▶ What this task involves
Reproduce the listing word for word, leaving every picture behind.

▶ Data records
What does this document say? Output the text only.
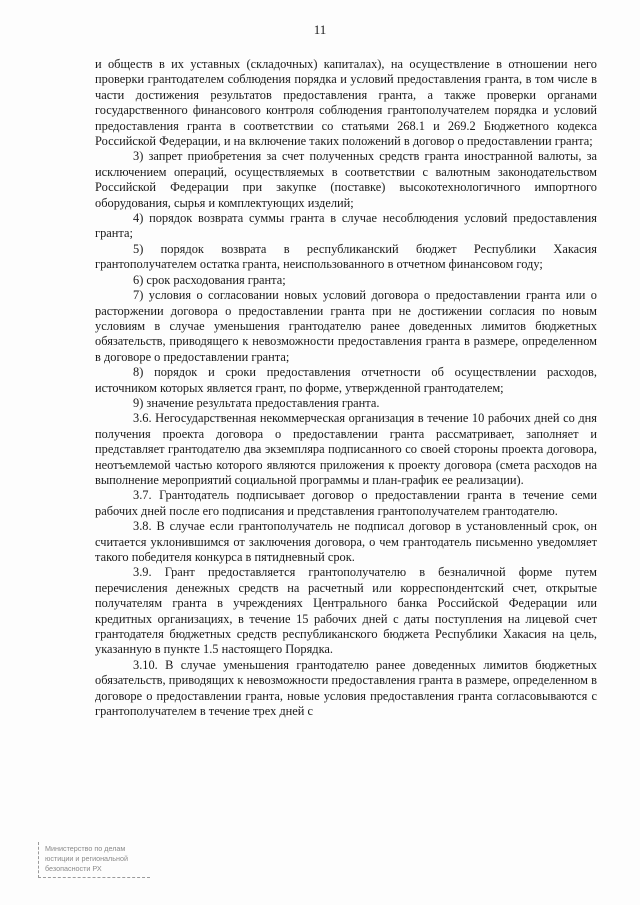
11

и обществ в их уставных (складочных) капиталах), на осуществление в отношении него проверки грантодателем соблюдения порядка и условий предоставления гранта, в том числе в части достижения результатов предоставления гранта, а также проверки органами государственного финансового контроля соблюдения грантополучателем порядка и условий предоставления гранта в соответствии со статьями 268.1 и 269.2 Бюджетного кодекса Российской Федерации, и на включение таких положений в договор о предоставлении гранта;

3) запрет приобретения за счет полученных средств гранта иностранной валюты, за исключением операций, осуществляемых в соответствии с валютным законодательством Российской Федерации при закупке (поставке) высокотехнологичного импортного оборудования, сырья и комплектующих изделий;

4) порядок возврата суммы гранта в случае несоблюдения условий предоставления гранта;

5) порядок возврата в республиканский бюджет Республики Хакасия грантополучателем остатка гранта, неиспользованного в отчетном финансовом году;

6) срок расходования гранта;

7) условия о согласовании новых условий договора о предоставлении гранта или о расторжении договора о предоставлении гранта при не достижении согласия по новым условиям в случае уменьшения грантодателю ранее доведенных лимитов бюджетных обязательств, приводящего к невозможности предоставления гранта в размере, определенном в договоре о предоставлении гранта;

8) порядок и сроки предоставления отчетности об осуществлении расходов, источником которых является грант, по форме, утвержденной грантодателем;

9) значение результата предоставления гранта.

3.6. Негосударственная некоммерческая организация в течение 10 рабочих дней со дня получения проекта договора о предоставлении гранта рассматривает, заполняет и представляет грантодателю два экземпляра подписанного со своей стороны проекта договора, неотъемлемой частью которого являются приложения к проекту договора (смета расходов на выполнение мероприятий социальной программы и план-график ее реализации).

3.7. Грантодатель подписывает договор о предоставлении гранта в течение семи рабочих дней после его подписания и представления грантополучателем грантодателю.

3.8. В случае если грантополучатель не подписал договор в установленный срок, он считается уклонившимся от заключения договора, о чем грантодатель письменно уведомляет такого победителя конкурса в пятидневный срок.

3.9. Грант предоставляется грантополучателю в безналичной форме путем перечисления денежных средств на расчетный или корреспондентский счет, открытые получателям гранта в учреждениях Центрального банка Российской Федерации или кредитных организациях, в течение 15 рабочих дней с даты поступления на лицевой счет грантодателя бюджетных средств республиканского бюджета Республики Хакасия на цель, указанную в пункте 1.5 настоящего Порядка.

3.10. В случае уменьшения грантодателю ранее доведенных лимитов бюджетных обязательств, приводящих к невозможности предоставления гранта в размере, определенном в договоре о предоставлении гранта, новые условия предоставления гранта согласовываются с грантополучателем в течение трех дней с

Министерство по делам
юстиции и региональной
безопасности РХ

▶ The completed task
What does this document say? Output the text only.
11

и обществ в их уставных (складочных) капиталах), на осуществление в отношении него проверки грантодателем соблюдения порядка и условий предоставления гранта, в том числе в части достижения результатов предоставления гранта, а также проверки органами государственного финансового контроля соблюдения грантополучателем порядка и условий предоставления гранта в соответствии со статьями 268.1 и 269.2 Бюджетного кодекса Российской Федерации, и на включение таких положений в договор о предоставлении гранта;

3) запрет приобретения за счет полученных средств гранта иностранной валюты, за исключением операций, осуществляемых в соответствии с валютным законодательством Российской Федерации при закупке (поставке) высокотехнологичного импортного оборудования, сырья и комплектующих изделий;

4) порядок возврата суммы гранта в случае несоблюдения условий предоставления гранта;

5) порядок возврата в республиканский бюджет Республики Хакасия грантополучателем остатка гранта, неиспользованного в отчетном финансовом году;

6) срок расходования гранта;

7) условия о согласовании новых условий договора о предоставлении гранта или о расторжении договора о предоставлении гранта при не достижении согласия по новым условиям в случае уменьшения грантодателю ранее доведенных лимитов бюджетных обязательств, приводящего к невозможности предоставления гранта в размере, определенном в договоре о предоставлении гранта;

8) порядок и сроки предоставления отчетности об осуществлении расходов, источником которых является грант, по форме, утвержденной грантодателем;

9) значение результата предоставления гранта.

3.6. Негосударственная некоммерческая организация в течение 10 рабочих дней со дня получения проекта договора о предоставлении гранта рассматривает, заполняет и представляет грантодателю два экземпляра подписанного со своей стороны проекта договора, неотъемлемой частью которого являются приложения к проекту договора (смета расходов на выполнение мероприятий социальной программы и план-график ее реализации).

3.7. Грантодатель подписывает договор о предоставлении гранта в течение семи рабочих дней после его подписания и представления грантополучателем грантодателю.

3.8. В случае если грантополучатель не подписал договор в установленный срок, он считается уклонившимся от заключения договора, о чем грантодатель письменно уведомляет такого победителя конкурса в пятидневный срок.

3.9. Грант предоставляется грантополучателю в безналичной форме путем перечисления денежных средств на расчетный или корреспондентский счет, открытые получателям гранта в учреждениях Центрального банка Российской Федерации или кредитных организациях, в течение 15 рабочих дней с даты поступления на лицевой счет грантодателя бюджетных средств республиканского бюджета Республики Хакасия на цель, указанную в пункте 1.5 настоящего Порядка.

3.10. В случае уменьшения грантодателю ранее доведенных лимитов бюджетных обязательств, приводящих к невозможности предоставления гранта в размере, определенном в договоре о предоставлении гранта, новые условия предоставления гранта согласовываются с грантополучателем в течение трех дней с

Министерство по делам
юстиции и региональной
безопасности РХ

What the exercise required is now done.